[Dataset rows about figures]
▬▬▬▬▬▬
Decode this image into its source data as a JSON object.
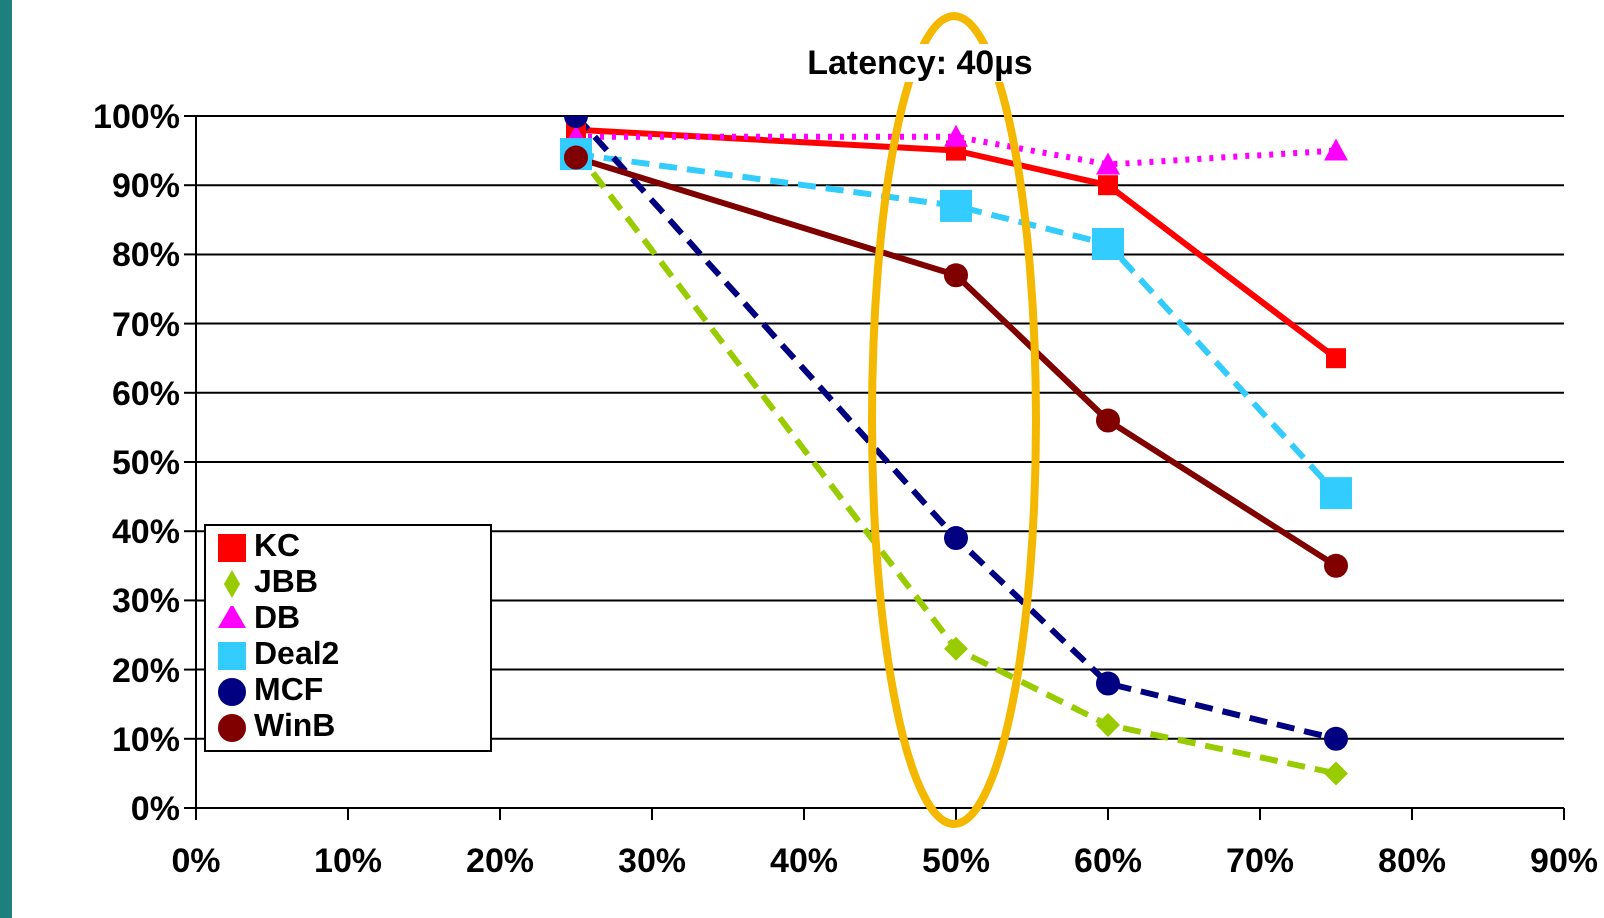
{
  "chart_data": {
    "type": "line",
    "title": "Latency: 40µs",
    "x": [
      25,
      50,
      60,
      75
    ],
    "xlim": [
      0,
      90
    ],
    "xticks": [
      {
        "value": 0,
        "label": "0%"
      },
      {
        "value": 10,
        "label": "10%"
      },
      {
        "value": 20,
        "label": "20%"
      },
      {
        "value": 30,
        "label": "30%"
      },
      {
        "value": 40,
        "label": "40%"
      },
      {
        "value": 50,
        "label": "50%"
      },
      {
        "value": 60,
        "label": "60%"
      },
      {
        "value": 70,
        "label": "70%"
      },
      {
        "value": 80,
        "label": "80%"
      },
      {
        "value": 90,
        "label": "90%"
      }
    ],
    "ylim": [
      0,
      100
    ],
    "yticks": [
      {
        "value": 0,
        "label": "0%"
      },
      {
        "value": 10,
        "label": "10%"
      },
      {
        "value": 20,
        "label": "20%"
      },
      {
        "value": 30,
        "label": "30%"
      },
      {
        "value": 40,
        "label": "40%"
      },
      {
        "value": 50,
        "label": "50%"
      },
      {
        "value": 60,
        "label": "60%"
      },
      {
        "value": 70,
        "label": "70%"
      },
      {
        "value": 80,
        "label": "80%"
      },
      {
        "value": 90,
        "label": "90%"
      },
      {
        "value": 100,
        "label": "100%"
      }
    ],
    "grid": "y",
    "legend": "bottom left",
    "series": [
      {
        "name": "KC",
        "color": "#ff0000",
        "values": [
          98,
          95,
          90,
          65
        ],
        "marker": "square",
        "line_style": "solid"
      },
      {
        "name": "JBB",
        "color": "#99cc00",
        "values": [
          95,
          23,
          12,
          5
        ],
        "marker": "diamond",
        "line_style": "dashed"
      },
      {
        "name": "DB",
        "color": "#ff00ff",
        "values": [
          97,
          97,
          93,
          95
        ],
        "marker": "triangle",
        "line_style": "dotted"
      },
      {
        "name": "Deal2",
        "color": "#33ccff",
        "values": [
          94.5,
          87,
          81.5,
          45.5
        ],
        "marker": "square",
        "line_style": "dashed"
      },
      {
        "name": "MCF",
        "color": "#000080",
        "values": [
          100,
          39,
          18,
          10
        ],
        "marker": "circle",
        "line_style": "dashed"
      },
      {
        "name": "WinB",
        "color": "#800000",
        "values": [
          94,
          77,
          56,
          35
        ],
        "marker": "circle",
        "line_style": "solid"
      }
    ]
  }
}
▬▬▬▬▬▬
## What to work on:
Pictures in the records above should not be copied. Repeat everything else exactly.

## Worked solution:
Decode this image into its source data as a JSON object.
{
  "chart_data": {
    "type": "line",
    "title": "Latency: 40µs",
    "x": [
      25,
      50,
      60,
      75
    ],
    "xlim": [
      0,
      90
    ],
    "xticks": [
      {
        "value": 0,
        "label": "0%"
      },
      {
        "value": 10,
        "label": "10%"
      },
      {
        "value": 20,
        "label": "20%"
      },
      {
        "value": 30,
        "label": "30%"
      },
      {
        "value": 40,
        "label": "40%"
      },
      {
        "value": 50,
        "label": "50%"
      },
      {
        "value": 60,
        "label": "60%"
      },
      {
        "value": 70,
        "label": "70%"
      },
      {
        "value": 80,
        "label": "80%"
      },
      {
        "value": 90,
        "label": "90%"
      }
    ],
    "ylim": [
      0,
      100
    ],
    "yticks": [
      {
        "value": 0,
        "label": "0%"
      },
      {
        "value": 10,
        "label": "10%"
      },
      {
        "value": 20,
        "label": "20%"
      },
      {
        "value": 30,
        "label": "30%"
      },
      {
        "value": 40,
        "label": "40%"
      },
      {
        "value": 50,
        "label": "50%"
      },
      {
        "value": 60,
        "label": "60%"
      },
      {
        "value": 70,
        "label": "70%"
      },
      {
        "value": 80,
        "label": "80%"
      },
      {
        "value": 90,
        "label": "90%"
      },
      {
        "value": 100,
        "label": "100%"
      }
    ],
    "grid": "y",
    "legend": "bottom left",
    "series": [
      {
        "name": "KC",
        "color": "#ff0000",
        "values": [
          98,
          95,
          90,
          65
        ],
        "marker": "square",
        "line_style": "solid"
      },
      {
        "name": "JBB",
        "color": "#99cc00",
        "values": [
          95,
          23,
          12,
          5
        ],
        "marker": "diamond",
        "line_style": "dashed"
      },
      {
        "name": "DB",
        "color": "#ff00ff",
        "values": [
          97,
          97,
          93,
          95
        ],
        "marker": "triangle",
        "line_style": "dotted"
      },
      {
        "name": "Deal2",
        "color": "#33ccff",
        "values": [
          94.5,
          87,
          81.5,
          45.5
        ],
        "marker": "square",
        "line_style": "dashed"
      },
      {
        "name": "MCF",
        "color": "#000080",
        "values": [
          100,
          39,
          18,
          10
        ],
        "marker": "circle",
        "line_style": "dashed"
      },
      {
        "name": "WinB",
        "color": "#800000",
        "values": [
          94,
          77,
          56,
          35
        ],
        "marker": "circle",
        "line_style": "solid"
      }
    ]
  }
}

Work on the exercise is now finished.